Print the entries below in their entirety, exactly as they are written.

▸ Information provided
——

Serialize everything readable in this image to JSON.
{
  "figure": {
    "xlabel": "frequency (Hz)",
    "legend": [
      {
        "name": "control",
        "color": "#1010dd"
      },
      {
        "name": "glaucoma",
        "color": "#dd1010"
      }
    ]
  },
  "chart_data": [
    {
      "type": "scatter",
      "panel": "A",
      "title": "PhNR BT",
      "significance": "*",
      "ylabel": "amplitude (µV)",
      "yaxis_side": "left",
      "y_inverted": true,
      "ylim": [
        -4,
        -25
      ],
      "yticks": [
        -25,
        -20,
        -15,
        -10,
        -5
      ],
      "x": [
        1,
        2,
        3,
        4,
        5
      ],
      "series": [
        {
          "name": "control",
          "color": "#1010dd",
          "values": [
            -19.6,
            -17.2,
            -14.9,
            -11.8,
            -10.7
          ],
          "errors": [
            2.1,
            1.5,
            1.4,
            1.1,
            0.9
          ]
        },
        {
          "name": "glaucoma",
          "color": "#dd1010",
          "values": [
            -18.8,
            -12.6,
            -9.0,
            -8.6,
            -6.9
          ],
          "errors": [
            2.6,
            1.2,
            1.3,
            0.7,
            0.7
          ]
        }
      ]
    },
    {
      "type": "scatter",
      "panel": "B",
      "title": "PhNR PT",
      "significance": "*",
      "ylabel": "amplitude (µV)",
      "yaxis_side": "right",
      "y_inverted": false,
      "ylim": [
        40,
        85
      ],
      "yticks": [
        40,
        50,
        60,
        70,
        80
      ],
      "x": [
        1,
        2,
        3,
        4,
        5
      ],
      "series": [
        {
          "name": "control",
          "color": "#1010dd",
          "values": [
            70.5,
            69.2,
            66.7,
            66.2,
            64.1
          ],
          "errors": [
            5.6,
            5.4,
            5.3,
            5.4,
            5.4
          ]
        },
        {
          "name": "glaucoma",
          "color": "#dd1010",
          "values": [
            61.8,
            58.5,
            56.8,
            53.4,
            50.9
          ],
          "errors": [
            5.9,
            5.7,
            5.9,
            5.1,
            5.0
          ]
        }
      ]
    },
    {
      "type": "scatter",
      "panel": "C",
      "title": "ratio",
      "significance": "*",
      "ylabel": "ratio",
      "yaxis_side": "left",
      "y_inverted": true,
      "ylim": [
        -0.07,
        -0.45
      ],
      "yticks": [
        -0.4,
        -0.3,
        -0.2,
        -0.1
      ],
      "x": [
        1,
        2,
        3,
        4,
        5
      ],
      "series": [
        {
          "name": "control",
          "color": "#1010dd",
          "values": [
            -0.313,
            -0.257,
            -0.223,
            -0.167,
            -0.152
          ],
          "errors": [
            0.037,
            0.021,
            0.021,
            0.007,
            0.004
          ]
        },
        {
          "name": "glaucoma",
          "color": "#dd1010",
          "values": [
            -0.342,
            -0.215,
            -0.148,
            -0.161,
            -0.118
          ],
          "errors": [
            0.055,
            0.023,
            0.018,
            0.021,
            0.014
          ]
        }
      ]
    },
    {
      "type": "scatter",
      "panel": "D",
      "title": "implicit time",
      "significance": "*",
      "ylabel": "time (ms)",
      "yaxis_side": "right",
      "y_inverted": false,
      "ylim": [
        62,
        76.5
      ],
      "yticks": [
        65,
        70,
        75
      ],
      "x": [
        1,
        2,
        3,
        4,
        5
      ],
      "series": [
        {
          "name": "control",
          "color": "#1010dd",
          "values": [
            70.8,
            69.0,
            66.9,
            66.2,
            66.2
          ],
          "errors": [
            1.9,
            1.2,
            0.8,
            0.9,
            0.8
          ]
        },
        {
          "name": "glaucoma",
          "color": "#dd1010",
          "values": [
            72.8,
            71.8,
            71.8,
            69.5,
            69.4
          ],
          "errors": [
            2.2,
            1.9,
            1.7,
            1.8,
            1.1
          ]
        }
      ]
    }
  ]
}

——

▸ Answer to the task
Serialize everything readable in this image to JSON.
{
  "figure": {
    "xlabel": "frequency (Hz)",
    "legend": [
      {
        "name": "control",
        "color": "#1010dd"
      },
      {
        "name": "glaucoma",
        "color": "#dd1010"
      }
    ]
  },
  "chart_data": [
    {
      "type": "scatter",
      "panel": "A",
      "title": "PhNR BT",
      "significance": "*",
      "ylabel": "amplitude (µV)",
      "yaxis_side": "left",
      "y_inverted": true,
      "ylim": [
        -4,
        -25
      ],
      "yticks": [
        -25,
        -20,
        -15,
        -10,
        -5
      ],
      "x": [
        1,
        2,
        3,
        4,
        5
      ],
      "series": [
        {
          "name": "control",
          "color": "#1010dd",
          "values": [
            -19.6,
            -17.2,
            -14.9,
            -11.8,
            -10.7
          ],
          "errors": [
            2.1,
            1.5,
            1.4,
            1.1,
            0.9
          ]
        },
        {
          "name": "glaucoma",
          "color": "#dd1010",
          "values": [
            -18.8,
            -12.6,
            -9.0,
            -8.6,
            -6.9
          ],
          "errors": [
            2.6,
            1.2,
            1.3,
            0.7,
            0.7
          ]
        }
      ]
    },
    {
      "type": "scatter",
      "panel": "B",
      "title": "PhNR PT",
      "significance": "*",
      "ylabel": "amplitude (µV)",
      "yaxis_side": "right",
      "y_inverted": false,
      "ylim": [
        40,
        85
      ],
      "yticks": [
        40,
        50,
        60,
        70,
        80
      ],
      "x": [
        1,
        2,
        3,
        4,
        5
      ],
      "series": [
        {
          "name": "control",
          "color": "#1010dd",
          "values": [
            70.5,
            69.2,
            66.7,
            66.2,
            64.1
          ],
          "errors": [
            5.6,
            5.4,
            5.3,
            5.4,
            5.4
          ]
        },
        {
          "name": "glaucoma",
          "color": "#dd1010",
          "values": [
            61.8,
            58.5,
            56.8,
            53.4,
            50.9
          ],
          "errors": [
            5.9,
            5.7,
            5.9,
            5.1,
            5.0
          ]
        }
      ]
    },
    {
      "type": "scatter",
      "panel": "C",
      "title": "ratio",
      "significance": "*",
      "ylabel": "ratio",
      "yaxis_side": "left",
      "y_inverted": true,
      "ylim": [
        -0.07,
        -0.45
      ],
      "yticks": [
        -0.4,
        -0.3,
        -0.2,
        -0.1
      ],
      "x": [
        1,
        2,
        3,
        4,
        5
      ],
      "series": [
        {
          "name": "control",
          "color": "#1010dd",
          "values": [
            -0.313,
            -0.257,
            -0.223,
            -0.167,
            -0.152
          ],
          "errors": [
            0.037,
            0.021,
            0.021,
            0.007,
            0.004
          ]
        },
        {
          "name": "glaucoma",
          "color": "#dd1010",
          "values": [
            -0.342,
            -0.215,
            -0.148,
            -0.161,
            -0.118
          ],
          "errors": [
            0.055,
            0.023,
            0.018,
            0.021,
            0.014
          ]
        }
      ]
    },
    {
      "type": "scatter",
      "panel": "D",
      "title": "implicit time",
      "significance": "*",
      "ylabel": "time (ms)",
      "yaxis_side": "right",
      "y_inverted": false,
      "ylim": [
        62,
        76.5
      ],
      "yticks": [
        65,
        70,
        75
      ],
      "x": [
        1,
        2,
        3,
        4,
        5
      ],
      "series": [
        {
          "name": "control",
          "color": "#1010dd",
          "values": [
            70.8,
            69.0,
            66.9,
            66.2,
            66.2
          ],
          "errors": [
            1.9,
            1.2,
            0.8,
            0.9,
            0.8
          ]
        },
        {
          "name": "glaucoma",
          "color": "#dd1010",
          "values": [
            72.8,
            71.8,
            71.8,
            69.5,
            69.4
          ],
          "errors": [
            2.2,
            1.9,
            1.7,
            1.8,
            1.1
          ]
        }
      ]
    }
  ]
}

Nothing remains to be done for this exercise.